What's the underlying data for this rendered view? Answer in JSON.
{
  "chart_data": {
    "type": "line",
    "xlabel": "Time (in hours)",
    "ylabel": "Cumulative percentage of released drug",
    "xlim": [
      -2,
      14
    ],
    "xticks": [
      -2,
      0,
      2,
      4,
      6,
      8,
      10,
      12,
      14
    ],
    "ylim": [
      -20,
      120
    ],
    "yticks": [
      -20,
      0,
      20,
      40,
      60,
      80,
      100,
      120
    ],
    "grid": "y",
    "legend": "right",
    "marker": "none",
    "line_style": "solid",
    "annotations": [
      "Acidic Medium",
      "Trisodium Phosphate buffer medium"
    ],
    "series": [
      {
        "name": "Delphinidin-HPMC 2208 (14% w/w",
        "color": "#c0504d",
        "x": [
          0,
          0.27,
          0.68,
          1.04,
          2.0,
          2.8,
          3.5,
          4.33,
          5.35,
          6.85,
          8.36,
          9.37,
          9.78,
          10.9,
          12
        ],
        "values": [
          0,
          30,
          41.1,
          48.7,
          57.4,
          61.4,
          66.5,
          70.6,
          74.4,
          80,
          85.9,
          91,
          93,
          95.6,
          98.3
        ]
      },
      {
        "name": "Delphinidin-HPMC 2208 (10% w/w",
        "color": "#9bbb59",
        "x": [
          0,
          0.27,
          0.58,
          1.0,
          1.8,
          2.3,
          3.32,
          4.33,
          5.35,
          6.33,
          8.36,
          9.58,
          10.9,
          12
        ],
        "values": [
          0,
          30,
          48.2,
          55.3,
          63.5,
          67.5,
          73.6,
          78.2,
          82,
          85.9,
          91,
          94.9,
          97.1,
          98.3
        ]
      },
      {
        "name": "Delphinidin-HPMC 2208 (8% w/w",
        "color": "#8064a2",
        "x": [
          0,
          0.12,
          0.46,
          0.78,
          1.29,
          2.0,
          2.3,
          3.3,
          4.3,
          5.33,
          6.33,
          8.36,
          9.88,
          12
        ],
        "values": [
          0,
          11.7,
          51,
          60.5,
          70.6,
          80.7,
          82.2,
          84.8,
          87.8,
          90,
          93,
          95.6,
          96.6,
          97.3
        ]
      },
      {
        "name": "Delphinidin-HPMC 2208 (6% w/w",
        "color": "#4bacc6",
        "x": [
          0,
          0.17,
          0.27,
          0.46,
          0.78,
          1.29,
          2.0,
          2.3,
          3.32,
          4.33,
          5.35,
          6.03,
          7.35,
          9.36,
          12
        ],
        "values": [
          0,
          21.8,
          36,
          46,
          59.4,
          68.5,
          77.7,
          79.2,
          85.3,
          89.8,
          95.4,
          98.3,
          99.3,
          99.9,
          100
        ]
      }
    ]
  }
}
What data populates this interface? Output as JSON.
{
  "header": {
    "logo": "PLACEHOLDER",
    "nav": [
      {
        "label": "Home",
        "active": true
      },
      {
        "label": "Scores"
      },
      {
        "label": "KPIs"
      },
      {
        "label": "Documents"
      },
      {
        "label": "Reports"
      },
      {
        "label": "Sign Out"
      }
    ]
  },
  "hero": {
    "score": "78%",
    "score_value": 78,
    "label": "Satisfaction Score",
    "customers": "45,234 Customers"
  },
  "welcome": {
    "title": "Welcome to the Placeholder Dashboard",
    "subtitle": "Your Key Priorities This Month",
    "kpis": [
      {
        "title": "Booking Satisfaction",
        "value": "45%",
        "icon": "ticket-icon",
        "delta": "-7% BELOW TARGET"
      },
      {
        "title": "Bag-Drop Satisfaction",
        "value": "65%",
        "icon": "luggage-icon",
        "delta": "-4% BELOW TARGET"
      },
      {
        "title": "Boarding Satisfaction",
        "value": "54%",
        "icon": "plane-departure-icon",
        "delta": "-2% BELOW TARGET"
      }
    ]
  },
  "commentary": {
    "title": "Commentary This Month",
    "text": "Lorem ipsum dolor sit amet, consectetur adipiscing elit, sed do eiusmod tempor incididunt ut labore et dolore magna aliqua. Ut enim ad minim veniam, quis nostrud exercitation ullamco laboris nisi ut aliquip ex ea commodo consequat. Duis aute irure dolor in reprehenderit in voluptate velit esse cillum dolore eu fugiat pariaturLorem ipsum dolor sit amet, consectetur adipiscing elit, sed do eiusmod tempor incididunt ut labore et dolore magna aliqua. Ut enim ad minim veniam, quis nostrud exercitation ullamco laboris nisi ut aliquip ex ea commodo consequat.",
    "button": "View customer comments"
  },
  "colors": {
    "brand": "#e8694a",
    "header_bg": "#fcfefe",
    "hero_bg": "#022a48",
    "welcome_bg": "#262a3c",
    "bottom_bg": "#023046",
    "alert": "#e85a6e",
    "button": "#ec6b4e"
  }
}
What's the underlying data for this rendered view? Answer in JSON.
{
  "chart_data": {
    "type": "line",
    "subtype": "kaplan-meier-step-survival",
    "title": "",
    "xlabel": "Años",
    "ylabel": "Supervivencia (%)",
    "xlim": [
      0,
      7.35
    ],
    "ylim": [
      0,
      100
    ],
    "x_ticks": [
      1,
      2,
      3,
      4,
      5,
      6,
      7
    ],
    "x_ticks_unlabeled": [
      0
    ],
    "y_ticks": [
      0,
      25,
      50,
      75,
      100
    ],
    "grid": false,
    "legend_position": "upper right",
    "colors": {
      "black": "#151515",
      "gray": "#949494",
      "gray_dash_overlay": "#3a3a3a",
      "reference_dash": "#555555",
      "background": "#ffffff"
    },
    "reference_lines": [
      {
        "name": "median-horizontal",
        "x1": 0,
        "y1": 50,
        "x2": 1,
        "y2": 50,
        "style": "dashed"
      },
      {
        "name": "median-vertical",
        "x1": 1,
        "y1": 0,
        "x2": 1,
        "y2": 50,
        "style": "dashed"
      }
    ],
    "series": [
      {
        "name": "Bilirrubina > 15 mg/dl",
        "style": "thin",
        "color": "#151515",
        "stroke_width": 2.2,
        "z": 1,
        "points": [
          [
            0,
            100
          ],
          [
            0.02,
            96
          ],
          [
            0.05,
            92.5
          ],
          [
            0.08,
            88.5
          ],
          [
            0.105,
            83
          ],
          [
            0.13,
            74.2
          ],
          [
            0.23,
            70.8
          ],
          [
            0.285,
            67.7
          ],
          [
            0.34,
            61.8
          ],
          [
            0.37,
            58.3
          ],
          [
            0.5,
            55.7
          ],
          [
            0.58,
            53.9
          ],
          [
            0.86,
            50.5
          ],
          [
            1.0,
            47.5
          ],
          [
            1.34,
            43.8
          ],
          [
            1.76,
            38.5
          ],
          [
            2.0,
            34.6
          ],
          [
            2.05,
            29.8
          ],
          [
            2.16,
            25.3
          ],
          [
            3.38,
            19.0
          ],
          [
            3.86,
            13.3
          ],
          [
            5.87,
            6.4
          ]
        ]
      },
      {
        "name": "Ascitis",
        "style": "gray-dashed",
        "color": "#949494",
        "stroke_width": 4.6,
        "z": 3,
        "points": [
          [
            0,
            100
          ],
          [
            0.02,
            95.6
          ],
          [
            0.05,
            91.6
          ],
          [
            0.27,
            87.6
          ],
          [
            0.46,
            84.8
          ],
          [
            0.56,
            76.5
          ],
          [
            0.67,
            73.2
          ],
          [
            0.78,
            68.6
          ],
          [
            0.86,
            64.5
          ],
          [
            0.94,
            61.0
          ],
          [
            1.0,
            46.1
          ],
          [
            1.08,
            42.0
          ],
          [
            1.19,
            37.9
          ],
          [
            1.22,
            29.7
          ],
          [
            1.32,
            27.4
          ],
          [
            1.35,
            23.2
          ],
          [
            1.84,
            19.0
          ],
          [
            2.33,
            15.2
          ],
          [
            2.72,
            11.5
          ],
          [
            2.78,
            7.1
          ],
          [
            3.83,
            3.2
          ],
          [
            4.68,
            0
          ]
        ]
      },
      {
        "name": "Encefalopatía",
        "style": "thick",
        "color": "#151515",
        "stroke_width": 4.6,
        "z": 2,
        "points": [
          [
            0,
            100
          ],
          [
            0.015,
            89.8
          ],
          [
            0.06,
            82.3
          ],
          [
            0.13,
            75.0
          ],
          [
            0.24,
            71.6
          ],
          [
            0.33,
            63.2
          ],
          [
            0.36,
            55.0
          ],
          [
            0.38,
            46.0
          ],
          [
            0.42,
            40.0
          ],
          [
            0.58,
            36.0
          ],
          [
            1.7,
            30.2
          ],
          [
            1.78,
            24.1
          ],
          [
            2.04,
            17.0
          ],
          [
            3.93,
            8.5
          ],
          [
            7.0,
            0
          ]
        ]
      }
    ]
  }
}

→ **What the task requires**
Collect every line with the string "HPMC" from the records, and copy each.

→ **Response to this task**
        "name": "Delphinidin-HPMC 2208 (14% w/w",
        "name": "Delphinidin-HPMC 2208 (10% w/w",
        "name": "Delphinidin-HPMC 2208 (8% w/w",
        "name": "Delphinidin-HPMC 2208 (6% w/w",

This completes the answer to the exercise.